--- START OF DATA TO PROCESS ---

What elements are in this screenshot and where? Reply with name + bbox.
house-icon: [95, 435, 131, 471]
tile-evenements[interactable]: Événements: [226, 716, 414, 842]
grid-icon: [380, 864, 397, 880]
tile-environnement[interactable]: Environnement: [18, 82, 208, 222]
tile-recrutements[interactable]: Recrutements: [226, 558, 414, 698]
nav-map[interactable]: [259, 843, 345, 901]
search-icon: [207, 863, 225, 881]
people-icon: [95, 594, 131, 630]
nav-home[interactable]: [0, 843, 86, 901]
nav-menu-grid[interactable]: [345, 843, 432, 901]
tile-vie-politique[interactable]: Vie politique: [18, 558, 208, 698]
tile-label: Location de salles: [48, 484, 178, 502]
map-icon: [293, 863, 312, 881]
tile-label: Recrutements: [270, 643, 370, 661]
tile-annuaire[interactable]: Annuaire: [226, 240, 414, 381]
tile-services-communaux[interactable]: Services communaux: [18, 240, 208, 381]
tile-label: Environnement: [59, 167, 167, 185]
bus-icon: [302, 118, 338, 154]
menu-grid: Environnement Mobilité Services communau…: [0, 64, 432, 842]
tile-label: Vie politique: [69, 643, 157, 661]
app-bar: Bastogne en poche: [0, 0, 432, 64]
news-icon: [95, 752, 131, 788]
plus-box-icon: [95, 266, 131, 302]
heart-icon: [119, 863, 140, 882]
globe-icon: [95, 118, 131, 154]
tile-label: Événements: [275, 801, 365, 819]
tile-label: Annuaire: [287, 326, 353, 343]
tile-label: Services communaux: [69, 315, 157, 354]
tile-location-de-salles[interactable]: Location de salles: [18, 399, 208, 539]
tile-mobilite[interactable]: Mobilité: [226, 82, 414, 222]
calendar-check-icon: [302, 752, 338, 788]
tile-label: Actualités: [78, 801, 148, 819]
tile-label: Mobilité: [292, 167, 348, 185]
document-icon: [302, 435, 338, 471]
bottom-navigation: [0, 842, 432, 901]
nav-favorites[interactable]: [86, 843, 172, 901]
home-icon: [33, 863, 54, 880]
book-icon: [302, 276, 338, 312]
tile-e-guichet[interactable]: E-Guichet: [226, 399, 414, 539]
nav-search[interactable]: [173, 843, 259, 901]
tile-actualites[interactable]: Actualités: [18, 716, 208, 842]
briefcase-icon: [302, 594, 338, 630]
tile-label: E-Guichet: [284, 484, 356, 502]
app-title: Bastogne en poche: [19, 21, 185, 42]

--- END OF DATA TO PROCESS ---

• _EXERCISE_
Print every line of the data above without changing anything.

• _EXERCISE RESPONSE_
What elements are in this screenshot and where? Reply with name + bbox.
house-icon: [95, 435, 131, 471]
tile-evenements[interactable]: Événements: [226, 716, 414, 842]
grid-icon: [380, 864, 397, 880]
tile-environnement[interactable]: Environnement: [18, 82, 208, 222]
tile-recrutements[interactable]: Recrutements: [226, 558, 414, 698]
nav-map[interactable]: [259, 843, 345, 901]
search-icon: [207, 863, 225, 881]
people-icon: [95, 594, 131, 630]
nav-home[interactable]: [0, 843, 86, 901]
nav-menu-grid[interactable]: [345, 843, 432, 901]
tile-vie-politique[interactable]: Vie politique: [18, 558, 208, 698]
tile-label: Location de salles: [48, 484, 178, 502]
map-icon: [293, 863, 312, 881]
tile-label: Recrutements: [270, 643, 370, 661]
tile-annuaire[interactable]: Annuaire: [226, 240, 414, 381]
tile-services-communaux[interactable]: Services communaux: [18, 240, 208, 381]
tile-label: Environnement: [59, 167, 167, 185]
bus-icon: [302, 118, 338, 154]
menu-grid: Environnement Mobilité Services communau…: [0, 64, 432, 842]
tile-label: Vie politique: [69, 643, 157, 661]
app-bar: Bastogne en poche: [0, 0, 432, 64]
news-icon: [95, 752, 131, 788]
plus-box-icon: [95, 266, 131, 302]
heart-icon: [119, 863, 140, 882]
globe-icon: [95, 118, 131, 154]
tile-label: Événements: [275, 801, 365, 819]
tile-label: Annuaire: [287, 326, 353, 343]
tile-label: Services communaux: [69, 315, 157, 354]
tile-location-de-salles[interactable]: Location de salles: [18, 399, 208, 539]
tile-mobilite[interactable]: Mobilité: [226, 82, 414, 222]
calendar-check-icon: [302, 752, 338, 788]
tile-label: Actualités: [78, 801, 148, 819]
tile-label: Mobilité: [292, 167, 348, 185]
document-icon: [302, 435, 338, 471]
bottom-navigation: [0, 842, 432, 901]
nav-favorites[interactable]: [86, 843, 172, 901]
home-icon: [33, 863, 54, 880]
book-icon: [302, 276, 338, 312]
tile-e-guichet[interactable]: E-Guichet: [226, 399, 414, 539]
nav-search[interactable]: [173, 843, 259, 901]
tile-actualites[interactable]: Actualités: [18, 716, 208, 842]
briefcase-icon: [302, 594, 338, 630]
tile-label: E-Guichet: [284, 484, 356, 502]
app-title: Bastogne en poche: [19, 21, 185, 42]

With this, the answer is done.